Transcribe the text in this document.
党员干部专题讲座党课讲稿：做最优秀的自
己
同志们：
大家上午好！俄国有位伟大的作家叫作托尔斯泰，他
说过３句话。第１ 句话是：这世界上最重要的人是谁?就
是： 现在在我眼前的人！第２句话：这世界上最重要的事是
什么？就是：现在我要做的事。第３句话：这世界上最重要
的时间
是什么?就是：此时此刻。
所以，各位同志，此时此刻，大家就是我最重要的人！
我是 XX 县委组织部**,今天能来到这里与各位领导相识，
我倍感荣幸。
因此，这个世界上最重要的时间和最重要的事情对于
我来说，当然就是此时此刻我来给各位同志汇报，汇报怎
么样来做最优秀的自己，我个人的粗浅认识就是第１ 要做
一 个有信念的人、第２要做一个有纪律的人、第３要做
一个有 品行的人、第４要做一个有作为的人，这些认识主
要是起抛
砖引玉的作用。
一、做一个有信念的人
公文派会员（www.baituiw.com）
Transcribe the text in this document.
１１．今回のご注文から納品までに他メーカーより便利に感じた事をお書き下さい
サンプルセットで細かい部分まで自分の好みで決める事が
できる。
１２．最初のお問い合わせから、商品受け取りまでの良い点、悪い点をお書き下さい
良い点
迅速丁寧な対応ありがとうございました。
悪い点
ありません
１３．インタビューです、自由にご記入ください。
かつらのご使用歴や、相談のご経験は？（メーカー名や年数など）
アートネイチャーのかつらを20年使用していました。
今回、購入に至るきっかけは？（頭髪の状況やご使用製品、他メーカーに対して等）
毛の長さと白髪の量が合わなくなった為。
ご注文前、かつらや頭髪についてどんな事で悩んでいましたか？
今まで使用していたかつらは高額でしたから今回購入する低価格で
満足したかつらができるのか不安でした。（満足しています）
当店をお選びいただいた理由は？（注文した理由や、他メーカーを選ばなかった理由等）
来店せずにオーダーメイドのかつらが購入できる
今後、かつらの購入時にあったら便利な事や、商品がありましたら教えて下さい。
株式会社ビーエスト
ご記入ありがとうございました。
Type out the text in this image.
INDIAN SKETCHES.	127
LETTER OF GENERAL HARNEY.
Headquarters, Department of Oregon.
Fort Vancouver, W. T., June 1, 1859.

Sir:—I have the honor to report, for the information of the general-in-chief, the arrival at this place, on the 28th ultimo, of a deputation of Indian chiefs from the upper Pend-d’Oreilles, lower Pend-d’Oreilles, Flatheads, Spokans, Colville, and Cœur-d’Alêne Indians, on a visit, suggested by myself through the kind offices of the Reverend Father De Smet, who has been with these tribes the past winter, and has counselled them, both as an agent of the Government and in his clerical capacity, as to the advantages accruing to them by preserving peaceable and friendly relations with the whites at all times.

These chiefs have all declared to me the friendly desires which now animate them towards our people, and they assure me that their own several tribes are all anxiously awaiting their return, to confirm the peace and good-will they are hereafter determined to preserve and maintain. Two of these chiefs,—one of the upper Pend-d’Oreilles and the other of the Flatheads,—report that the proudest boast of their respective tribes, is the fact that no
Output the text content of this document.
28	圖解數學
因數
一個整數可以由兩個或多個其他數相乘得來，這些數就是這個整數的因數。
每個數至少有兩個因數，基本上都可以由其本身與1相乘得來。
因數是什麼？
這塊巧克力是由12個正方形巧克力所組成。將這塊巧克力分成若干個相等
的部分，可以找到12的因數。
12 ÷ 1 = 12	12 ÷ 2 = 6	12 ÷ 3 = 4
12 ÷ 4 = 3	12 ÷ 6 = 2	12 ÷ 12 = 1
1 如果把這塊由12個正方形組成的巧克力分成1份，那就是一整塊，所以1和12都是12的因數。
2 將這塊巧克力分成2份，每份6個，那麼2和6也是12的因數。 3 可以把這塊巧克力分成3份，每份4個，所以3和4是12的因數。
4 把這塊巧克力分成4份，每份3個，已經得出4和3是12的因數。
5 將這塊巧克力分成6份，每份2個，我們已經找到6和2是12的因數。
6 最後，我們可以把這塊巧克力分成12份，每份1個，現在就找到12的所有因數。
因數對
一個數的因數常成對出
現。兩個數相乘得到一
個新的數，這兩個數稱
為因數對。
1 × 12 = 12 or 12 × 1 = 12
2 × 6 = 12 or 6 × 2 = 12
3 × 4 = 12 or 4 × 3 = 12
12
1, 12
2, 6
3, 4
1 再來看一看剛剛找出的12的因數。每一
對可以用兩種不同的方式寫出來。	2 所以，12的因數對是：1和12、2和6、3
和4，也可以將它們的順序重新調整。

########################################

• [Problem to solve]
All of the material above needs to be copied exactly.

• [Response to this exercise]
Transcribe the text in this document.
党员干部专题讲座党课讲稿：做最优秀的自
己
同志们：
大家上午好！俄国有位伟大的作家叫作托尔斯泰，他
说过３句话。第１ 句话是：这世界上最重要的人是谁?就
是： 现在在我眼前的人！第２句话：这世界上最重要的事是
什么？就是：现在我要做的事。第３句话：这世界上最重要
的时间
是什么?就是：此时此刻。
所以，各位同志，此时此刻，大家就是我最重要的人！
我是 XX 县委组织部**,今天能来到这里与各位领导相识，
我倍感荣幸。
因此，这个世界上最重要的时间和最重要的事情对于
我来说，当然就是此时此刻我来给各位同志汇报，汇报怎
么样来做最优秀的自己，我个人的粗浅认识就是第１ 要做
一 个有信念的人、第２要做一个有纪律的人、第３要做
一个有 品行的人、第４要做一个有作为的人，这些认识主
要是起抛
砖引玉的作用。
一、做一个有信念的人
公文派会员（www.baituiw.com）
Transcribe the text in this document.
１１．今回のご注文から納品までに他メーカーより便利に感じた事をお書き下さい
サンプルセットで細かい部分まで自分の好みで決める事が
できる。
１２．最初のお問い合わせから、商品受け取りまでの良い点、悪い点をお書き下さい
良い点
迅速丁寧な対応ありがとうございました。
悪い点
ありません
１３．インタビューです、自由にご記入ください。
かつらのご使用歴や、相談のご経験は？（メーカー名や年数など）
アートネイチャーのかつらを20年使用していました。
今回、購入に至るきっかけは？（頭髪の状況やご使用製品、他メーカーに対して等）
毛の長さと白髪の量が合わなくなった為。
ご注文前、かつらや頭髪についてどんな事で悩んでいましたか？
今まで使用していたかつらは高額でしたから今回購入する低価格で
満足したかつらができるのか不安でした。（満足しています）
当店をお選びいただいた理由は？（注文した理由や、他メーカーを選ばなかった理由等）
来店せずにオーダーメイドのかつらが購入できる
今後、かつらの購入時にあったら便利な事や、商品がありましたら教えて下さい。
株式会社ビーエスト
ご記入ありがとうございました。
Type out the text in this image.
INDIAN SKETCHES.	127
LETTER OF GENERAL HARNEY.
Headquarters, Department of Oregon.
Fort Vancouver, W. T., June 1, 1859.

Sir:—I have the honor to report, for the information of the general-in-chief, the arrival at this place, on the 28th ultimo, of a deputation of Indian chiefs from the upper Pend-d’Oreilles, lower Pend-d’Oreilles, Flatheads, Spokans, Colville, and Cœur-d’Alêne Indians, on a visit, suggested by myself through the kind offices of the Reverend Father De Smet, who has been with these tribes the past winter, and has counselled them, both as an agent of the Government and in his clerical capacity, as to the advantages accruing to them by preserving peaceable and friendly relations with the whites at all times.

These chiefs have all declared to me the friendly desires which now animate them towards our people, and they assure me that their own several tribes are all anxiously awaiting their return, to confirm the peace and good-will they are hereafter determined to preserve and maintain. Two of these chiefs,—one of the upper Pend-d’Oreilles and the other of the Flatheads,—report that the proudest boast of their respective tribes, is the fact that no
Output the text content of this document.
28	圖解數學
因數
一個整數可以由兩個或多個其他數相乘得來，這些數就是這個整數的因數。
每個數至少有兩個因數，基本上都可以由其本身與1相乘得來。
因數是什麼？
這塊巧克力是由12個正方形巧克力所組成。將這塊巧克力分成若干個相等
的部分，可以找到12的因數。
12 ÷ 1 = 12	12 ÷ 2 = 6	12 ÷ 3 = 4
12 ÷ 4 = 3	12 ÷ 6 = 2	12 ÷ 12 = 1
1 如果把這塊由12個正方形組成的巧克力分成1份，那就是一整塊，所以1和12都是12的因數。
2 將這塊巧克力分成2份，每份6個，那麼2和6也是12的因數。 3 可以把這塊巧克力分成3份，每份4個，所以3和4是12的因數。
4 把這塊巧克力分成4份，每份3個，已經得出4和3是12的因數。
5 將這塊巧克力分成6份，每份2個，我們已經找到6和2是12的因數。
6 最後，我們可以把這塊巧克力分成12份，每份1個，現在就找到12的所有因數。
因數對
一個數的因數常成對出
現。兩個數相乘得到一
個新的數，這兩個數稱
為因數對。
1 × 12 = 12 or 12 × 1 = 12
2 × 6 = 12 or 6 × 2 = 12
3 × 4 = 12 or 4 × 3 = 12
12
1, 12
2, 6
3, 4
1 再來看一看剛剛找出的12的因數。每一
對可以用兩種不同的方式寫出來。	2 所以，12的因數對是：1和12、2和6、3
和4，也可以將它們的順序重新調整。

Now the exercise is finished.